> [Given request] Reproduce the listing verbatim.

> [Stored records]
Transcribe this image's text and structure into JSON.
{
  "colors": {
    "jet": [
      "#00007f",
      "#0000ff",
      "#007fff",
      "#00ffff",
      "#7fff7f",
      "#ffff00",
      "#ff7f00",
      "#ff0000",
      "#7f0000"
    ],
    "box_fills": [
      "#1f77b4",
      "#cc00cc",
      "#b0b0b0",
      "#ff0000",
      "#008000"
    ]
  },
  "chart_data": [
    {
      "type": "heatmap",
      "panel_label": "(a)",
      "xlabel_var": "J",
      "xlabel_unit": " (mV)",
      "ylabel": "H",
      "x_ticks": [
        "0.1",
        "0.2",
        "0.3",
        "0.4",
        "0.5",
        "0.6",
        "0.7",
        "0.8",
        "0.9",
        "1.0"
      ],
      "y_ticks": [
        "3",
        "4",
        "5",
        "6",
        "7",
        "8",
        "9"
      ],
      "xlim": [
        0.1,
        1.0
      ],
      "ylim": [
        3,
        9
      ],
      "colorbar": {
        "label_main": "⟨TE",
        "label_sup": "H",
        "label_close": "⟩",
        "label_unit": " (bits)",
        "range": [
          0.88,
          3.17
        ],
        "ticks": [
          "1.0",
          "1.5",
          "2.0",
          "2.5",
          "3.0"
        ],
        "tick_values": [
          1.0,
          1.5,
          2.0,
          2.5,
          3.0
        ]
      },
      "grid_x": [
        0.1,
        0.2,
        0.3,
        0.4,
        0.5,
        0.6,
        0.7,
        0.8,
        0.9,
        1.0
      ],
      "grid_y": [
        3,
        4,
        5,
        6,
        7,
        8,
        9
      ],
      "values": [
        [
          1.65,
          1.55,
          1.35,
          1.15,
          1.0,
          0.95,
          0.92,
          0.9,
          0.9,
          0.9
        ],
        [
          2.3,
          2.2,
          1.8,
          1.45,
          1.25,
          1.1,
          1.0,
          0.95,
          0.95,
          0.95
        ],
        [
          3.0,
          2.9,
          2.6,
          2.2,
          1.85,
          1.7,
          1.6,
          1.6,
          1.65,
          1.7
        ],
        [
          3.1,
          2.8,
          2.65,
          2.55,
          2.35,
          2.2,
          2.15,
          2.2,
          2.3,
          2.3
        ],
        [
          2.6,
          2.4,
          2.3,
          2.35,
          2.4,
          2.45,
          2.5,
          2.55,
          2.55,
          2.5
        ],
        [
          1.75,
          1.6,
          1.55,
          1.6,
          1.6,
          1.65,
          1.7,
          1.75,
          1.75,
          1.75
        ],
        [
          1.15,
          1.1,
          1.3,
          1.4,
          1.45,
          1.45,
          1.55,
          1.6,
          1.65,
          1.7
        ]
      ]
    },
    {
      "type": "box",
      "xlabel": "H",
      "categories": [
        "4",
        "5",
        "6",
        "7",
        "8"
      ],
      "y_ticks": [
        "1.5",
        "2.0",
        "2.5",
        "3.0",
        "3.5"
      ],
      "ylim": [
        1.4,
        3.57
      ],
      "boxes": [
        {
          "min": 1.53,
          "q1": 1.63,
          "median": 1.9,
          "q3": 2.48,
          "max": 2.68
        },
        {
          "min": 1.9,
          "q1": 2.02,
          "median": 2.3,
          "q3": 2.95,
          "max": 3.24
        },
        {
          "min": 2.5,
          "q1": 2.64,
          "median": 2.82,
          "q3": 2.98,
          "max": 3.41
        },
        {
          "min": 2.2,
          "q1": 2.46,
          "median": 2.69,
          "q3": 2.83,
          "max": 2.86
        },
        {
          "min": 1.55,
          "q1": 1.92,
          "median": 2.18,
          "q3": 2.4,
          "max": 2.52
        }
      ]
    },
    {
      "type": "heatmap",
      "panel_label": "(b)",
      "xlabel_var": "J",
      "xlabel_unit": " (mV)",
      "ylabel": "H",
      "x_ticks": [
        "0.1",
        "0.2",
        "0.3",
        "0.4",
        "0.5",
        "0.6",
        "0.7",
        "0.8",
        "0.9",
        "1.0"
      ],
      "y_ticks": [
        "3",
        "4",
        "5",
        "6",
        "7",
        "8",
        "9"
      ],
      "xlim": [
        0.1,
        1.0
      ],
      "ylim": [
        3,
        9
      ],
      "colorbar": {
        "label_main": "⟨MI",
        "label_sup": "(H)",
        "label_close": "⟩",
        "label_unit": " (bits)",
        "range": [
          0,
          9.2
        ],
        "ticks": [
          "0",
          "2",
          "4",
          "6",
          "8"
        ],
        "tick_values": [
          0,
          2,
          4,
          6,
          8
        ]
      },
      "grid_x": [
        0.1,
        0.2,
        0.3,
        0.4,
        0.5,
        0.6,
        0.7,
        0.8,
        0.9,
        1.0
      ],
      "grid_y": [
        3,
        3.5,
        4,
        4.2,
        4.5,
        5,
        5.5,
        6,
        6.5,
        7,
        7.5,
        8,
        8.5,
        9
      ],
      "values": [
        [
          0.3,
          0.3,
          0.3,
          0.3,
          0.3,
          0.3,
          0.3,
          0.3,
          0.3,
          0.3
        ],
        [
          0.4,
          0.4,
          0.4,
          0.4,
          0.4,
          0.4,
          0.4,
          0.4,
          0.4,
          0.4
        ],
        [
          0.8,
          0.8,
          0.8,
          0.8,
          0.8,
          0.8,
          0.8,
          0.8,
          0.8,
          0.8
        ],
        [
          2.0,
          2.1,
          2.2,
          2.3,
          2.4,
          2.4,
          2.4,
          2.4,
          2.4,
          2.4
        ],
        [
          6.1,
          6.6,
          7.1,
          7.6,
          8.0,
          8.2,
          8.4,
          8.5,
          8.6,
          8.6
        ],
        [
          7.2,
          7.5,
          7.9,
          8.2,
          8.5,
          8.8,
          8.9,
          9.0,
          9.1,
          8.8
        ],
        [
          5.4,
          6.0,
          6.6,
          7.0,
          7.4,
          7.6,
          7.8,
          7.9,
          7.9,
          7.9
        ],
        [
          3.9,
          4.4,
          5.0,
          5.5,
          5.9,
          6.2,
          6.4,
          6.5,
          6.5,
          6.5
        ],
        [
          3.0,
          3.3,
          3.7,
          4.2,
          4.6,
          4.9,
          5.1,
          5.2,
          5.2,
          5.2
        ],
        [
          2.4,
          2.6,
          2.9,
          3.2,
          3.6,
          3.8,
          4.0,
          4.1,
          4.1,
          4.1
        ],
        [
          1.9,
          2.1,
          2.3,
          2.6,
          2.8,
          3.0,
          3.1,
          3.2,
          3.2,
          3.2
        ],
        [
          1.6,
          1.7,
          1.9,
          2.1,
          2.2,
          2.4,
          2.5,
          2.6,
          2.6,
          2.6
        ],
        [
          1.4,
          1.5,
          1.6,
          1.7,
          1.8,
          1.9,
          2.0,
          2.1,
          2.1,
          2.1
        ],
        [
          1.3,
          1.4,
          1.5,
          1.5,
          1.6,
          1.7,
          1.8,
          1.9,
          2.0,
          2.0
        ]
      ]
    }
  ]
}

> [Exercise output]
Transcribe this image's text and structure into JSON.
{
  "colors": {
    "jet": [
      "#00007f",
      "#0000ff",
      "#007fff",
      "#00ffff",
      "#7fff7f",
      "#ffff00",
      "#ff7f00",
      "#ff0000",
      "#7f0000"
    ],
    "box_fills": [
      "#1f77b4",
      "#cc00cc",
      "#b0b0b0",
      "#ff0000",
      "#008000"
    ]
  },
  "chart_data": [
    {
      "type": "heatmap",
      "panel_label": "(a)",
      "xlabel_var": "J",
      "xlabel_unit": " (mV)",
      "ylabel": "H",
      "x_ticks": [
        "0.1",
        "0.2",
        "0.3",
        "0.4",
        "0.5",
        "0.6",
        "0.7",
        "0.8",
        "0.9",
        "1.0"
      ],
      "y_ticks": [
        "3",
        "4",
        "5",
        "6",
        "7",
        "8",
        "9"
      ],
      "xlim": [
        0.1,
        1.0
      ],
      "ylim": [
        3,
        9
      ],
      "colorbar": {
        "label_main": "⟨TE",
        "label_sup": "H",
        "label_close": "⟩",
        "label_unit": " (bits)",
        "range": [
          0.88,
          3.17
        ],
        "ticks": [
          "1.0",
          "1.5",
          "2.0",
          "2.5",
          "3.0"
        ],
        "tick_values": [
          1.0,
          1.5,
          2.0,
          2.5,
          3.0
        ]
      },
      "grid_x": [
        0.1,
        0.2,
        0.3,
        0.4,
        0.5,
        0.6,
        0.7,
        0.8,
        0.9,
        1.0
      ],
      "grid_y": [
        3,
        4,
        5,
        6,
        7,
        8,
        9
      ],
      "values": [
        [
          1.65,
          1.55,
          1.35,
          1.15,
          1.0,
          0.95,
          0.92,
          0.9,
          0.9,
          0.9
        ],
        [
          2.3,
          2.2,
          1.8,
          1.45,
          1.25,
          1.1,
          1.0,
          0.95,
          0.95,
          0.95
        ],
        [
          3.0,
          2.9,
          2.6,
          2.2,
          1.85,
          1.7,
          1.6,
          1.6,
          1.65,
          1.7
        ],
        [
          3.1,
          2.8,
          2.65,
          2.55,
          2.35,
          2.2,
          2.15,
          2.2,
          2.3,
          2.3
        ],
        [
          2.6,
          2.4,
          2.3,
          2.35,
          2.4,
          2.45,
          2.5,
          2.55,
          2.55,
          2.5
        ],
        [
          1.75,
          1.6,
          1.55,
          1.6,
          1.6,
          1.65,
          1.7,
          1.75,
          1.75,
          1.75
        ],
        [
          1.15,
          1.1,
          1.3,
          1.4,
          1.45,
          1.45,
          1.55,
          1.6,
          1.65,
          1.7
        ]
      ]
    },
    {
      "type": "box",
      "xlabel": "H",
      "categories": [
        "4",
        "5",
        "6",
        "7",
        "8"
      ],
      "y_ticks": [
        "1.5",
        "2.0",
        "2.5",
        "3.0",
        "3.5"
      ],
      "ylim": [
        1.4,
        3.57
      ],
      "boxes": [
        {
          "min": 1.53,
          "q1": 1.63,
          "median": 1.9,
          "q3": 2.48,
          "max": 2.68
        },
        {
          "min": 1.9,
          "q1": 2.02,
          "median": 2.3,
          "q3": 2.95,
          "max": 3.24
        },
        {
          "min": 2.5,
          "q1": 2.64,
          "median": 2.82,
          "q3": 2.98,
          "max": 3.41
        },
        {
          "min": 2.2,
          "q1": 2.46,
          "median": 2.69,
          "q3": 2.83,
          "max": 2.86
        },
        {
          "min": 1.55,
          "q1": 1.92,
          "median": 2.18,
          "q3": 2.4,
          "max": 2.52
        }
      ]
    },
    {
      "type": "heatmap",
      "panel_label": "(b)",
      "xlabel_var": "J",
      "xlabel_unit": " (mV)",
      "ylabel": "H",
      "x_ticks": [
        "0.1",
        "0.2",
        "0.3",
        "0.4",
        "0.5",
        "0.6",
        "0.7",
        "0.8",
        "0.9",
        "1.0"
      ],
      "y_ticks": [
        "3",
        "4",
        "5",
        "6",
        "7",
        "8",
        "9"
      ],
      "xlim": [
        0.1,
        1.0
      ],
      "ylim": [
        3,
        9
      ],
      "colorbar": {
        "label_main": "⟨MI",
        "label_sup": "(H)",
        "label_close": "⟩",
        "label_unit": " (bits)",
        "range": [
          0,
          9.2
        ],
        "ticks": [
          "0",
          "2",
          "4",
          "6",
          "8"
        ],
        "tick_values": [
          0,
          2,
          4,
          6,
          8
        ]
      },
      "grid_x": [
        0.1,
        0.2,
        0.3,
        0.4,
        0.5,
        0.6,
        0.7,
        0.8,
        0.9,
        1.0
      ],
      "grid_y": [
        3,
        3.5,
        4,
        4.2,
        4.5,
        5,
        5.5,
        6,
        6.5,
        7,
        7.5,
        8,
        8.5,
        9
      ],
      "values": [
        [
          0.3,
          0.3,
          0.3,
          0.3,
          0.3,
          0.3,
          0.3,
          0.3,
          0.3,
          0.3
        ],
        [
          0.4,
          0.4,
          0.4,
          0.4,
          0.4,
          0.4,
          0.4,
          0.4,
          0.4,
          0.4
        ],
        [
          0.8,
          0.8,
          0.8,
          0.8,
          0.8,
          0.8,
          0.8,
          0.8,
          0.8,
          0.8
        ],
        [
          2.0,
          2.1,
          2.2,
          2.3,
          2.4,
          2.4,
          2.4,
          2.4,
          2.4,
          2.4
        ],
        [
          6.1,
          6.6,
          7.1,
          7.6,
          8.0,
          8.2,
          8.4,
          8.5,
          8.6,
          8.6
        ],
        [
          7.2,
          7.5,
          7.9,
          8.2,
          8.5,
          8.8,
          8.9,
          9.0,
          9.1,
          8.8
        ],
        [
          5.4,
          6.0,
          6.6,
          7.0,
          7.4,
          7.6,
          7.8,
          7.9,
          7.9,
          7.9
        ],
        [
          3.9,
          4.4,
          5.0,
          5.5,
          5.9,
          6.2,
          6.4,
          6.5,
          6.5,
          6.5
        ],
        [
          3.0,
          3.3,
          3.7,
          4.2,
          4.6,
          4.9,
          5.1,
          5.2,
          5.2,
          5.2
        ],
        [
          2.4,
          2.6,
          2.9,
          3.2,
          3.6,
          3.8,
          4.0,
          4.1,
          4.1,
          4.1
        ],
        [
          1.9,
          2.1,
          2.3,
          2.6,
          2.8,
          3.0,
          3.1,
          3.2,
          3.2,
          3.2
        ],
        [
          1.6,
          1.7,
          1.9,
          2.1,
          2.2,
          2.4,
          2.5,
          2.6,
          2.6,
          2.6
        ],
        [
          1.4,
          1.5,
          1.6,
          1.7,
          1.8,
          1.9,
          2.0,
          2.1,
          2.1,
          2.1
        ],
        [
          1.3,
          1.4,
          1.5,
          1.5,
          1.6,
          1.7,
          1.8,
          1.9,
          2.0,
          2.0
        ]
      ]
    }
  ]
}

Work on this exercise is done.